— Start —
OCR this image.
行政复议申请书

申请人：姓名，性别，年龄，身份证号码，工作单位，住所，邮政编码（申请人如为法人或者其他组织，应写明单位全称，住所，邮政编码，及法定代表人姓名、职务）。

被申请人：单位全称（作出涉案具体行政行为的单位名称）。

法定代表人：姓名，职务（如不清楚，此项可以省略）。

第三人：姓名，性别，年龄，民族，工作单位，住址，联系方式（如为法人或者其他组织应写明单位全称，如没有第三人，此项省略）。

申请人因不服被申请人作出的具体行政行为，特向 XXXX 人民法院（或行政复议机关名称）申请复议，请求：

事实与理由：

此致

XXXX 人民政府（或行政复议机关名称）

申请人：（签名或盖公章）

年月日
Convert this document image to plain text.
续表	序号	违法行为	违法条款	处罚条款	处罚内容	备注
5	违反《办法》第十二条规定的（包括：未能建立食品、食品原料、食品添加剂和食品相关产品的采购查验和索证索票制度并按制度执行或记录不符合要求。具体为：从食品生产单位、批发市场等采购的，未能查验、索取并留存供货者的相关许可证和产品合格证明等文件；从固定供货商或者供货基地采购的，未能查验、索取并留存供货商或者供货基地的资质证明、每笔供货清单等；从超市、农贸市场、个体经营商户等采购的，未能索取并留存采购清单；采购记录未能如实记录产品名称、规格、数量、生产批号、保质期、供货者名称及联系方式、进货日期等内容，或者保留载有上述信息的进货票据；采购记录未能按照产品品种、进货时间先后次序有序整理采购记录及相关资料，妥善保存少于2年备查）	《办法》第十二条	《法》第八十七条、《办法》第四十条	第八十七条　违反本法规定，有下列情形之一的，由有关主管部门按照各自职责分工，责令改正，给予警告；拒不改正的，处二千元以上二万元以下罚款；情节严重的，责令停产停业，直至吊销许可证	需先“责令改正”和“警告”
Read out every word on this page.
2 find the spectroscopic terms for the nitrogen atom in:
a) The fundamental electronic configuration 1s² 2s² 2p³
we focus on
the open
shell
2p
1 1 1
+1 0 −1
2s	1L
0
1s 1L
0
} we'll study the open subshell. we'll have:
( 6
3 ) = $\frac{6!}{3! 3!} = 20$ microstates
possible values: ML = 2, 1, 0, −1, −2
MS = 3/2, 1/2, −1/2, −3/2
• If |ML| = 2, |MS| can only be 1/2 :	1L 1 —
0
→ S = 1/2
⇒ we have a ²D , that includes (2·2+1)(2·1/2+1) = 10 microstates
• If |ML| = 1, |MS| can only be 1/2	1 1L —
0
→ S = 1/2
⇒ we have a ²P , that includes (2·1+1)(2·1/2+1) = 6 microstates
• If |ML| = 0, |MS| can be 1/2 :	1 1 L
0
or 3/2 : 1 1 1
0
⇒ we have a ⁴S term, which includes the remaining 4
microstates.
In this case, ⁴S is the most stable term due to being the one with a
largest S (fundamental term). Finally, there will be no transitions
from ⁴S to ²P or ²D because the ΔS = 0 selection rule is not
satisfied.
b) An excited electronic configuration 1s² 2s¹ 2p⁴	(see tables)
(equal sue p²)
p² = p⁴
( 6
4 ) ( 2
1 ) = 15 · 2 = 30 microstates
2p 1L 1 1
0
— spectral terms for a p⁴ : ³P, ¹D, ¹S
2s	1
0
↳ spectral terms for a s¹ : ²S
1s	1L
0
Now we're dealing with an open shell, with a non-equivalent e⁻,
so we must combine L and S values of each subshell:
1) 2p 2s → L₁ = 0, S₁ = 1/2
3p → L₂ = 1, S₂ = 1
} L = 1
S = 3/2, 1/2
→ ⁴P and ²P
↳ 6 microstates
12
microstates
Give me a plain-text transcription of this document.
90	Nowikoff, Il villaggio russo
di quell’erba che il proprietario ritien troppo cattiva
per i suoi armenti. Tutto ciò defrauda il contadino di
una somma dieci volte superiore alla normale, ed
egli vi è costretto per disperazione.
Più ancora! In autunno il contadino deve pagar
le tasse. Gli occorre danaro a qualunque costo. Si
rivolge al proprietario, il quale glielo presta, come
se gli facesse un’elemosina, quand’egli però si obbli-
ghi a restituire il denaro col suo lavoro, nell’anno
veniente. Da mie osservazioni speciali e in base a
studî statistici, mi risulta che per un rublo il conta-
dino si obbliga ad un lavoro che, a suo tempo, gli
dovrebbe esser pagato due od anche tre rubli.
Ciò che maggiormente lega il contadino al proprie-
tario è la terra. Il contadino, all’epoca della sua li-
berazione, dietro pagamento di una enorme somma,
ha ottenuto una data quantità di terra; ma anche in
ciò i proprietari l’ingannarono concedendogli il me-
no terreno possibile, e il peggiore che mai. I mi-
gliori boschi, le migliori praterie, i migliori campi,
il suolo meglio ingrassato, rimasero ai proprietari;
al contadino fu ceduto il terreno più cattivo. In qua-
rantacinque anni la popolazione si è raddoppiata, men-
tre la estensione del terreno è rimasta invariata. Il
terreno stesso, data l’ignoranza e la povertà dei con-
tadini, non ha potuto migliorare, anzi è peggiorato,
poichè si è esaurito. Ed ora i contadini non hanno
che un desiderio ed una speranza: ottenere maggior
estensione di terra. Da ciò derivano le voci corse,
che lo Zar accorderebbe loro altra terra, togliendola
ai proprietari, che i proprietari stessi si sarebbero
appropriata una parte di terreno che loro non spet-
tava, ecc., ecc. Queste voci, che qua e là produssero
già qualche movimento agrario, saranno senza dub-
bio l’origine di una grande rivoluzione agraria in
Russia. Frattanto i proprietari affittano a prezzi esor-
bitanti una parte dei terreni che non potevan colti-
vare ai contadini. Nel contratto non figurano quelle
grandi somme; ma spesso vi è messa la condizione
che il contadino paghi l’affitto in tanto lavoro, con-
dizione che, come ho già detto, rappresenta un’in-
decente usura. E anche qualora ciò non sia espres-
— End —
> [Set exercise] Copy all of the material word for word.

> [Expected output]
OCR this image.
行政复议申请书

申请人：姓名，性别，年龄，身份证号码，工作单位，住所，邮政编码（申请人如为法人或者其他组织，应写明单位全称，住所，邮政编码，及法定代表人姓名、职务）。

被申请人：单位全称（作出涉案具体行政行为的单位名称）。

法定代表人：姓名，职务（如不清楚，此项可以省略）。

第三人：姓名，性别，年龄，民族，工作单位，住址，联系方式（如为法人或者其他组织应写明单位全称，如没有第三人，此项省略）。

申请人因不服被申请人作出的具体行政行为，特向 XXXX 人民法院（或行政复议机关名称）申请复议，请求：

事实与理由：

此致

XXXX 人民政府（或行政复议机关名称）

申请人：（签名或盖公章）

年月日
Convert this document image to plain text.
续表	序号	违法行为	违法条款	处罚条款	处罚内容	备注
5	违反《办法》第十二条规定的（包括：未能建立食品、食品原料、食品添加剂和食品相关产品的采购查验和索证索票制度并按制度执行或记录不符合要求。具体为：从食品生产单位、批发市场等采购的，未能查验、索取并留存供货者的相关许可证和产品合格证明等文件；从固定供货商或者供货基地采购的，未能查验、索取并留存供货商或者供货基地的资质证明、每笔供货清单等；从超市、农贸市场、个体经营商户等采购的，未能索取并留存采购清单；采购记录未能如实记录产品名称、规格、数量、生产批号、保质期、供货者名称及联系方式、进货日期等内容，或者保留载有上述信息的进货票据；采购记录未能按照产品品种、进货时间先后次序有序整理采购记录及相关资料，妥善保存少于2年备查）	《办法》第十二条	《法》第八十七条、《办法》第四十条	第八十七条　违反本法规定，有下列情形之一的，由有关主管部门按照各自职责分工，责令改正，给予警告；拒不改正的，处二千元以上二万元以下罚款；情节严重的，责令停产停业，直至吊销许可证	需先“责令改正”和“警告”
Read out every word on this page.
2 find the spectroscopic terms for the nitrogen atom in:
a) The fundamental electronic configuration 1s² 2s² 2p³
we focus on
the open
shell
2p
1 1 1
+1 0 −1
2s	1L
0
1s 1L
0
} we'll study the open subshell. we'll have:
( 6
3 ) = $\frac{6!}{3! 3!} = 20$ microstates
possible values: ML = 2, 1, 0, −1, −2
MS = 3/2, 1/2, −1/2, −3/2
• If |ML| = 2, |MS| can only be 1/2 :	1L 1 —
0
→ S = 1/2
⇒ we have a ²D , that includes (2·2+1)(2·1/2+1) = 10 microstates
• If |ML| = 1, |MS| can only be 1/2	1 1L —
0
→ S = 1/2
⇒ we have a ²P , that includes (2·1+1)(2·1/2+1) = 6 microstates
• If |ML| = 0, |MS| can be 1/2 :	1 1 L
0
or 3/2 : 1 1 1
0
⇒ we have a ⁴S term, which includes the remaining 4
microstates.
In this case, ⁴S is the most stable term due to being the one with a
largest S (fundamental term). Finally, there will be no transitions
from ⁴S to ²P or ²D because the ΔS = 0 selection rule is not
satisfied.
b) An excited electronic configuration 1s² 2s¹ 2p⁴	(see tables)
(equal sue p²)
p² = p⁴
( 6
4 ) ( 2
1 ) = 15 · 2 = 30 microstates
2p 1L 1 1
0
— spectral terms for a p⁴ : ³P, ¹D, ¹S
2s	1
0
↳ spectral terms for a s¹ : ²S
1s	1L
0
Now we're dealing with an open shell, with a non-equivalent e⁻,
so we must combine L and S values of each subshell:
1) 2p 2s → L₁ = 0, S₁ = 1/2
3p → L₂ = 1, S₂ = 1
} L = 1
S = 3/2, 1/2
→ ⁴P and ²P
↳ 6 microstates
12
microstates
Give me a plain-text transcription of this document.
90	Nowikoff, Il villaggio russo
di quell’erba che il proprietario ritien troppo cattiva
per i suoi armenti. Tutto ciò defrauda il contadino di
una somma dieci volte superiore alla normale, ed
egli vi è costretto per disperazione.
Più ancora! In autunno il contadino deve pagar
le tasse. Gli occorre danaro a qualunque costo. Si
rivolge al proprietario, il quale glielo presta, come
se gli facesse un’elemosina, quand’egli però si obbli-
ghi a restituire il denaro col suo lavoro, nell’anno
veniente. Da mie osservazioni speciali e in base a
studî statistici, mi risulta che per un rublo il conta-
dino si obbliga ad un lavoro che, a suo tempo, gli
dovrebbe esser pagato due od anche tre rubli.
Ciò che maggiormente lega il contadino al proprie-
tario è la terra. Il contadino, all’epoca della sua li-
berazione, dietro pagamento di una enorme somma,
ha ottenuto una data quantità di terra; ma anche in
ciò i proprietari l’ingannarono concedendogli il me-
no terreno possibile, e il peggiore che mai. I mi-
gliori boschi, le migliori praterie, i migliori campi,
il suolo meglio ingrassato, rimasero ai proprietari;
al contadino fu ceduto il terreno più cattivo. In qua-
rantacinque anni la popolazione si è raddoppiata, men-
tre la estensione del terreno è rimasta invariata. Il
terreno stesso, data l’ignoranza e la povertà dei con-
tadini, non ha potuto migliorare, anzi è peggiorato,
poichè si è esaurito. Ed ora i contadini non hanno
che un desiderio ed una speranza: ottenere maggior
estensione di terra. Da ciò derivano le voci corse,
che lo Zar accorderebbe loro altra terra, togliendola
ai proprietari, che i proprietari stessi si sarebbero
appropriata una parte di terreno che loro non spet-
tava, ecc., ecc. Queste voci, che qua e là produssero
già qualche movimento agrario, saranno senza dub-
bio l’origine di una grande rivoluzione agraria in
Russia. Frattanto i proprietari affittano a prezzi esor-
bitanti una parte dei terreni che non potevan colti-
vare ai contadini. Nel contratto non figurano quelle
grandi somme; ma spesso vi è messa la condizione
che il contadino paghi l’affitto in tanto lavoro, con-
dizione che, come ho già detto, rappresenta un’in-
decente usura. E anche qualora ciò non sia espres-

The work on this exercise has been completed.